> [WHAT TO PRODUCE] What you return should match every record exactly, with the images removed.

Stored entries
# # # # # # #

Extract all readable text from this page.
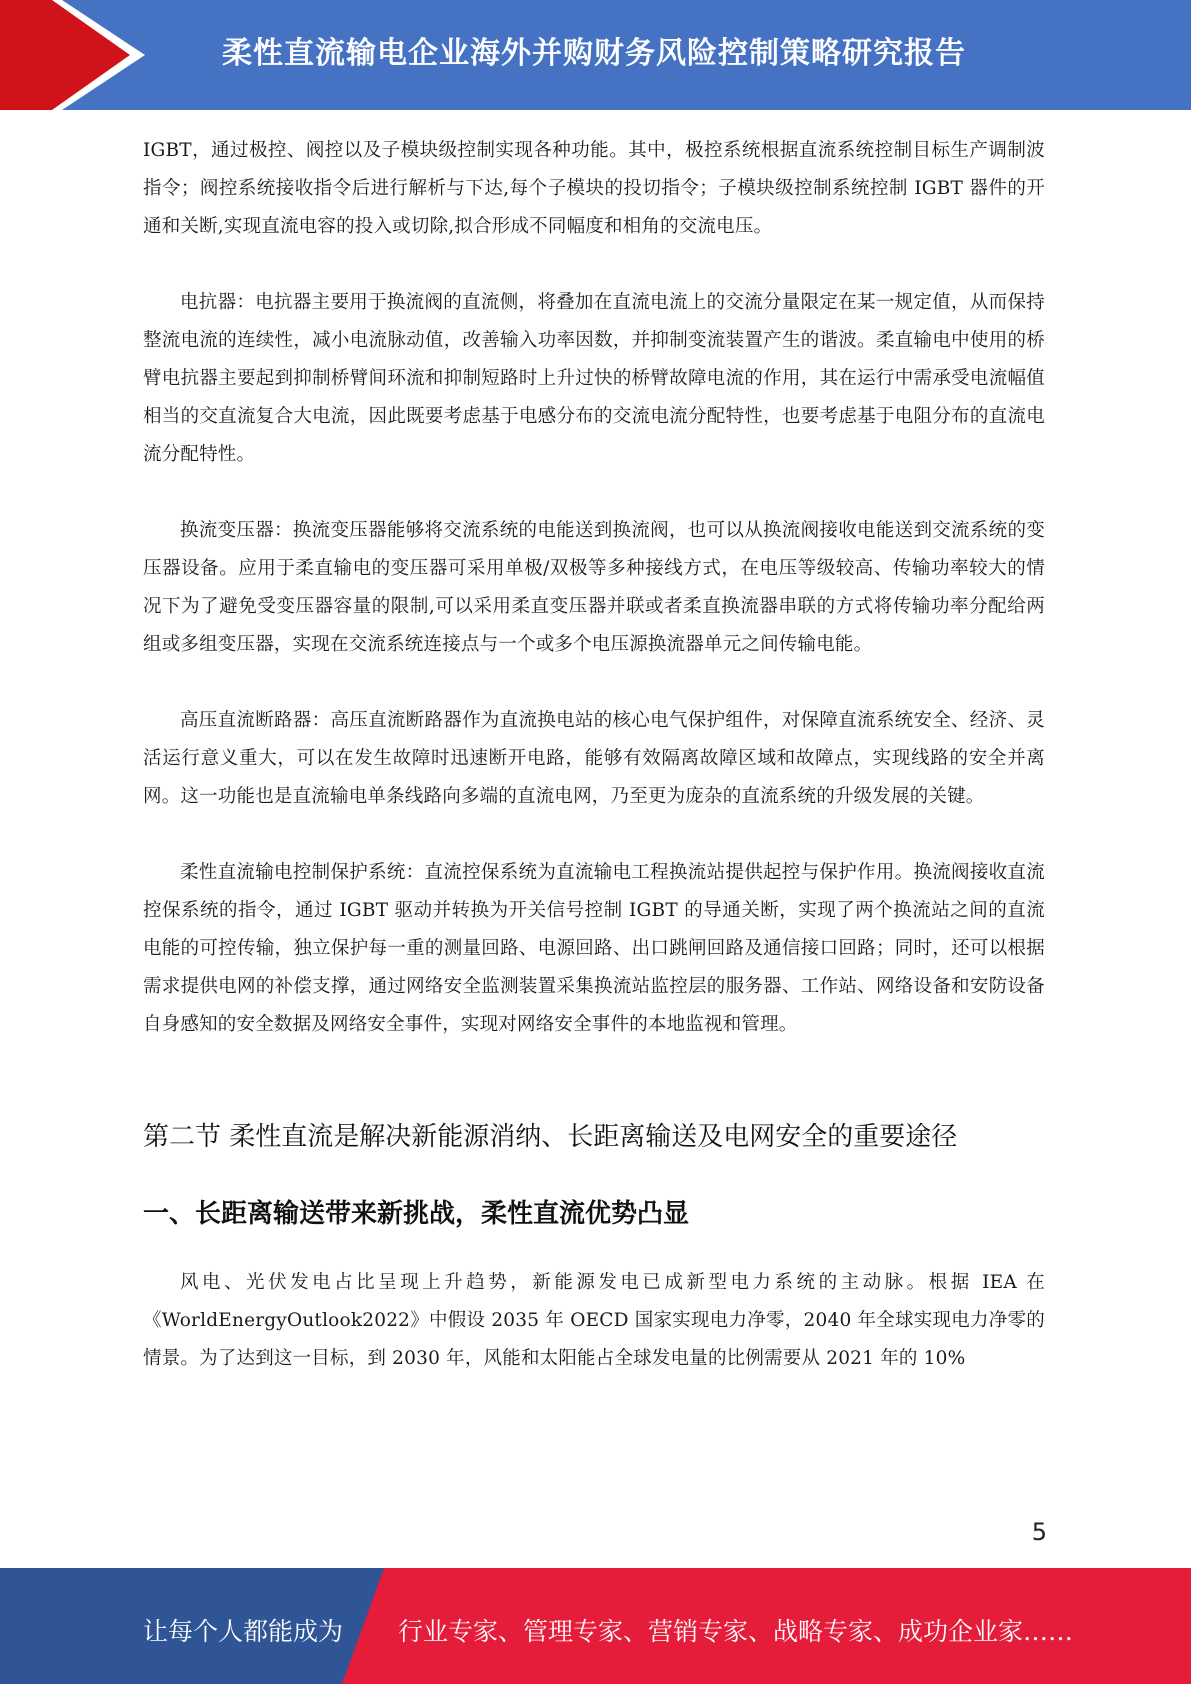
柔性直流输电企业海外并购财务风险控制策略研究报告

IGBT，通过极控、阀控以及子模块级控制实现各种功能。其中，极控系统根据直流系统控制目标生产调制波指令；阀控系统接收指令后进行解析与下达,每个子模块的投切指令；子模块级控制系统控制 IGBT 器件的开通和关断,实现直流电容的投入或切除,拟合形成不同幅度和相角的交流电压。

电抗器：电抗器主要用于换流阀的直流侧，将叠加在直流电流上的交流分量限定在某一规定值，从而保持整流电流的连续性，减小电流脉动值，改善输入功率因数，并抑制变流装置产生的谐波。柔直输电中使用的桥臂电抗器主要起到抑制桥臂间环流和抑制短路时上升过快的桥臂故障电流的作用，其在运行中需承受电流幅值相当的交直流复合大电流，因此既要考虑基于电感分布的交流电流分配特性，也要考虑基于电阻分布的直流电流分配特性。

换流变压器：换流变压器能够将交流系统的电能送到换流阀，也可以从换流阀接收电能送到交流系统的变压器设备。应用于柔直输电的变压器可采用单极/双极等多种接线方式，在电压等级较高、传输功率较大的情况下为了避免受变压器容量的限制,可以采用柔直变压器并联或者柔直换流器串联的方式将传输功率分配给两组或多组变压器，实现在交流系统连接点与一个或多个电压源换流器单元之间传输电能。

高压直流断路器：高压直流断路器作为直流换电站的核心电气保护组件，对保障直流系统安全、经济、灵活运行意义重大，可以在发生故障时迅速断开电路，能够有效隔离故障区域和故障点，实现线路的安全并离网。这一功能也是直流输电单条线路向多端的直流电网，乃至更为庞杂的直流系统的升级发展的关键。

柔性直流输电控制保护系统：直流控保系统为直流输电工程换流站提供起控与保护作用。换流阀接收直流控保系统的指令，通过 IGBT 驱动并转换为开关信号控制 IGBT 的导通关断，实现了两个换流站之间的直流电能的可控传输，独立保护每一重的测量回路、电源回路、出口跳闸回路及通信接口回路；同时，还可以根据需求提供电网的补偿支撑，通过网络安全监测装置采集换流站监控层的服务器、工作站、网络设备和安防设备自身感知的安全数据及网络安全事件，实现对网络安全事件的本地监视和管理。

第二节 柔性直流是解决新能源消纳、长距离输送及电网安全的重要途径
一、长距离输送带来新挑战，柔性直流优势凸显

风电、光伏发电占比呈现上升趋势，新能源发电已成新型电力系统的主动脉。根据 IEA 在《WorldEnergyOutlook2022》中假设 2035 年 OECD 国家实现电力净零，2040 年全球实现电力净零的情景。为了达到这一目标，到 2030 年，风能和太阳能占全球发电量的比例需要从 2021 年的 10%

5
让每个人都能成为 行业专家、管理专家、营销专家、战略专家、成功企业家……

# # # # # # #

> [SOLUTION FOR THIS TASK]
Extract all readable text from this page.
柔性直流输电企业海外并购财务风险控制策略研究报告

IGBT，通过极控、阀控以及子模块级控制实现各种功能。其中，极控系统根据直流系统控制目标生产调制波指令；阀控系统接收指令后进行解析与下达,每个子模块的投切指令；子模块级控制系统控制 IGBT 器件的开通和关断,实现直流电容的投入或切除,拟合形成不同幅度和相角的交流电压。

电抗器：电抗器主要用于换流阀的直流侧，将叠加在直流电流上的交流分量限定在某一规定值，从而保持整流电流的连续性，减小电流脉动值，改善输入功率因数，并抑制变流装置产生的谐波。柔直输电中使用的桥臂电抗器主要起到抑制桥臂间环流和抑制短路时上升过快的桥臂故障电流的作用，其在运行中需承受电流幅值相当的交直流复合大电流，因此既要考虑基于电感分布的交流电流分配特性，也要考虑基于电阻分布的直流电流分配特性。

换流变压器：换流变压器能够将交流系统的电能送到换流阀，也可以从换流阀接收电能送到交流系统的变压器设备。应用于柔直输电的变压器可采用单极/双极等多种接线方式，在电压等级较高、传输功率较大的情况下为了避免受变压器容量的限制,可以采用柔直变压器并联或者柔直换流器串联的方式将传输功率分配给两组或多组变压器，实现在交流系统连接点与一个或多个电压源换流器单元之间传输电能。

高压直流断路器：高压直流断路器作为直流换电站的核心电气保护组件，对保障直流系统安全、经济、灵活运行意义重大，可以在发生故障时迅速断开电路，能够有效隔离故障区域和故障点，实现线路的安全并离网。这一功能也是直流输电单条线路向多端的直流电网，乃至更为庞杂的直流系统的升级发展的关键。

柔性直流输电控制保护系统：直流控保系统为直流输电工程换流站提供起控与保护作用。换流阀接收直流控保系统的指令，通过 IGBT 驱动并转换为开关信号控制 IGBT 的导通关断，实现了两个换流站之间的直流电能的可控传输，独立保护每一重的测量回路、电源回路、出口跳闸回路及通信接口回路；同时，还可以根据需求提供电网的补偿支撑，通过网络安全监测装置采集换流站监控层的服务器、工作站、网络设备和安防设备自身感知的安全数据及网络安全事件，实现对网络安全事件的本地监视和管理。

第二节 柔性直流是解决新能源消纳、长距离输送及电网安全的重要途径
一、长距离输送带来新挑战，柔性直流优势凸显

风电、光伏发电占比呈现上升趋势，新能源发电已成新型电力系统的主动脉。根据 IEA 在《WorldEnergyOutlook2022》中假设 2035 年 OECD 国家实现电力净零，2040 年全球实现电力净零的情景。为了达到这一目标，到 2030 年，风能和太阳能占全球发电量的比例需要从 2021 年的 10%

5
让每个人都能成为 行业专家、管理专家、营销专家、战略专家、成功企业家……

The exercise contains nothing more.